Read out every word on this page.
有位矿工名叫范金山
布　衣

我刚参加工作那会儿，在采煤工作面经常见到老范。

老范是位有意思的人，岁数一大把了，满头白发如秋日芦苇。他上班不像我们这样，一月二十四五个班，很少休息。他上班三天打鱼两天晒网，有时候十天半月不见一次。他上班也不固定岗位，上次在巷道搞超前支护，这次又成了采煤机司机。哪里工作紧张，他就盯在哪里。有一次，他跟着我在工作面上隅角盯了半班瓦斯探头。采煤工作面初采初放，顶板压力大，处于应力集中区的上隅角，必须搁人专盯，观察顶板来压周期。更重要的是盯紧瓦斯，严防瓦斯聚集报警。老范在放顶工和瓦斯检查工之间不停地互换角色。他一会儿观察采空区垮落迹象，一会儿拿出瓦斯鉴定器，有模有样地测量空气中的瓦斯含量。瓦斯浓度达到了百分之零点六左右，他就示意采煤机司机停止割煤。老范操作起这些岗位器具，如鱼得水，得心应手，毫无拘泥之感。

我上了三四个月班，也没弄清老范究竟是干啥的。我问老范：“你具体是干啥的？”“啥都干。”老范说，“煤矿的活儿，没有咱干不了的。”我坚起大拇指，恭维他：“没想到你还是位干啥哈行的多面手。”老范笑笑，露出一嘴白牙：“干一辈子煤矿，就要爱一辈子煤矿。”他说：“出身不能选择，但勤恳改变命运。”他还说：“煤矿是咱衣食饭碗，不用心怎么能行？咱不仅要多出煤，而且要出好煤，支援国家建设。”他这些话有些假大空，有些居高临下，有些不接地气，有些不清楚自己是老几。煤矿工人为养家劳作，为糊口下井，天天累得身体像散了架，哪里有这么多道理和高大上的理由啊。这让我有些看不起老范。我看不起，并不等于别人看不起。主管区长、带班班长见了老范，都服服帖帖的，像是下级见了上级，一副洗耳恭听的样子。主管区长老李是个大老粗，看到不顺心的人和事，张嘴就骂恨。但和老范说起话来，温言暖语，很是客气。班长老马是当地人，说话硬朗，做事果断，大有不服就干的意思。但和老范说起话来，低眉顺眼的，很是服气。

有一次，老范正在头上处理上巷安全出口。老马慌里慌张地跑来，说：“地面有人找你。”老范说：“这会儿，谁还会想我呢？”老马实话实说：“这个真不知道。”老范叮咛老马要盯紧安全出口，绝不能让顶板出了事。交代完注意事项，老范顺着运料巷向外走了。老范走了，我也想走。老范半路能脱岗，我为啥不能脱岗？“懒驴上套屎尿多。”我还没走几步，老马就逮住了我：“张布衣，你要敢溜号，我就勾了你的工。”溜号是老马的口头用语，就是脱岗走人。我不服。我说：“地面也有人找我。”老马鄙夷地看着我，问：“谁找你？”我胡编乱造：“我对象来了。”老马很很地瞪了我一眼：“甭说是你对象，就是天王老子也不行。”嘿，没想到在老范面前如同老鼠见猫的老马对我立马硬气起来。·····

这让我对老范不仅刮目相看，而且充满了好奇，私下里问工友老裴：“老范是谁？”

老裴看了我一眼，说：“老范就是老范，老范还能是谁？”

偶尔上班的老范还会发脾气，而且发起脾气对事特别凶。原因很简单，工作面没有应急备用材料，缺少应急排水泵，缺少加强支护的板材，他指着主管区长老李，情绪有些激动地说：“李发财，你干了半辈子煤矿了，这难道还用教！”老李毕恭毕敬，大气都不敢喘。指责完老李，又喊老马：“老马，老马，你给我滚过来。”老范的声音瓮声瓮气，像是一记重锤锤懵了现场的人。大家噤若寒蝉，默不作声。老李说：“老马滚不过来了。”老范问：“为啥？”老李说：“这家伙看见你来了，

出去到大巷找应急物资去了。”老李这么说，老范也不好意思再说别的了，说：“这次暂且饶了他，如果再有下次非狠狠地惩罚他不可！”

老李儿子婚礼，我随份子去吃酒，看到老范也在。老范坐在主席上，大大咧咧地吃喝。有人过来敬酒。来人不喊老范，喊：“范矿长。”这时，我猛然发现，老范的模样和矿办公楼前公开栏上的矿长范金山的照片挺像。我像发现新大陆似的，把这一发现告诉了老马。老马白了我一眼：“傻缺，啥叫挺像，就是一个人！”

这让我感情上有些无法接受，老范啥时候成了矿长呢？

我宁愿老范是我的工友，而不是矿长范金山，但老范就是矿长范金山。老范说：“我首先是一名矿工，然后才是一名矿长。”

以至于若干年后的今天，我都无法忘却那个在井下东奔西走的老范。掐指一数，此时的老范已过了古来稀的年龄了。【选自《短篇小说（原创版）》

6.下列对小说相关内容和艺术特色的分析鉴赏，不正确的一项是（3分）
+---+
**Exercise description:**
Reproduce all of the entries word for word.

**Task output:**
Read out every word on this page.
有位矿工名叫范金山
布　衣

我刚参加工作那会儿，在采煤工作面经常见到老范。

老范是位有意思的人，岁数一大把了，满头白发如秋日芦苇。他上班不像我们这样，一月二十四五个班，很少休息。他上班三天打鱼两天晒网，有时候十天半月不见一次。他上班也不固定岗位，上次在巷道搞超前支护，这次又成了采煤机司机。哪里工作紧张，他就盯在哪里。有一次，他跟着我在工作面上隅角盯了半班瓦斯探头。采煤工作面初采初放，顶板压力大，处于应力集中区的上隅角，必须搁人专盯，观察顶板来压周期。更重要的是盯紧瓦斯，严防瓦斯聚集报警。老范在放顶工和瓦斯检查工之间不停地互换角色。他一会儿观察采空区垮落迹象，一会儿拿出瓦斯鉴定器，有模有样地测量空气中的瓦斯含量。瓦斯浓度达到了百分之零点六左右，他就示意采煤机司机停止割煤。老范操作起这些岗位器具，如鱼得水，得心应手，毫无拘泥之感。

我上了三四个月班，也没弄清老范究竟是干啥的。我问老范：“你具体是干啥的？”“啥都干。”老范说，“煤矿的活儿，没有咱干不了的。”我坚起大拇指，恭维他：“没想到你还是位干啥哈行的多面手。”老范笑笑，露出一嘴白牙：“干一辈子煤矿，就要爱一辈子煤矿。”他说：“出身不能选择，但勤恳改变命运。”他还说：“煤矿是咱衣食饭碗，不用心怎么能行？咱不仅要多出煤，而且要出好煤，支援国家建设。”他这些话有些假大空，有些居高临下，有些不接地气，有些不清楚自己是老几。煤矿工人为养家劳作，为糊口下井，天天累得身体像散了架，哪里有这么多道理和高大上的理由啊。这让我有些看不起老范。我看不起，并不等于别人看不起。主管区长、带班班长见了老范，都服服帖帖的，像是下级见了上级，一副洗耳恭听的样子。主管区长老李是个大老粗，看到不顺心的人和事，张嘴就骂恨。但和老范说起话来，温言暖语，很是客气。班长老马是当地人，说话硬朗，做事果断，大有不服就干的意思。但和老范说起话来，低眉顺眼的，很是服气。

有一次，老范正在头上处理上巷安全出口。老马慌里慌张地跑来，说：“地面有人找你。”老范说：“这会儿，谁还会想我呢？”老马实话实说：“这个真不知道。”老范叮咛老马要盯紧安全出口，绝不能让顶板出了事。交代完注意事项，老范顺着运料巷向外走了。老范走了，我也想走。老范半路能脱岗，我为啥不能脱岗？“懒驴上套屎尿多。”我还没走几步，老马就逮住了我：“张布衣，你要敢溜号，我就勾了你的工。”溜号是老马的口头用语，就是脱岗走人。我不服。我说：“地面也有人找我。”老马鄙夷地看着我，问：“谁找你？”我胡编乱造：“我对象来了。”老马很很地瞪了我一眼：“甭说是你对象，就是天王老子也不行。”嘿，没想到在老范面前如同老鼠见猫的老马对我立马硬气起来。·····

这让我对老范不仅刮目相看，而且充满了好奇，私下里问工友老裴：“老范是谁？”

老裴看了我一眼，说：“老范就是老范，老范还能是谁？”

偶尔上班的老范还会发脾气，而且发起脾气对事特别凶。原因很简单，工作面没有应急备用材料，缺少应急排水泵，缺少加强支护的板材，他指着主管区长老李，情绪有些激动地说：“李发财，你干了半辈子煤矿了，这难道还用教！”老李毕恭毕敬，大气都不敢喘。指责完老李，又喊老马：“老马，老马，你给我滚过来。”老范的声音瓮声瓮气，像是一记重锤锤懵了现场的人。大家噤若寒蝉，默不作声。老李说：“老马滚不过来了。”老范问：“为啥？”老李说：“这家伙看见你来了，

出去到大巷找应急物资去了。”老李这么说，老范也不好意思再说别的了，说：“这次暂且饶了他，如果再有下次非狠狠地惩罚他不可！”

老李儿子婚礼，我随份子去吃酒，看到老范也在。老范坐在主席上，大大咧咧地吃喝。有人过来敬酒。来人不喊老范，喊：“范矿长。”这时，我猛然发现，老范的模样和矿办公楼前公开栏上的矿长范金山的照片挺像。我像发现新大陆似的，把这一发现告诉了老马。老马白了我一眼：“傻缺，啥叫挺像，就是一个人！”

这让我感情上有些无法接受，老范啥时候成了矿长呢？

我宁愿老范是我的工友，而不是矿长范金山，但老范就是矿长范金山。老范说：“我首先是一名矿工，然后才是一名矿长。”

以至于若干年后的今天，我都无法忘却那个在井下东奔西走的老范。掐指一数，此时的老范已过了古来稀的年龄了。【选自《短篇小说（原创版）》

6.下列对小说相关内容和艺术特色的分析鉴赏，不正确的一项是（3分）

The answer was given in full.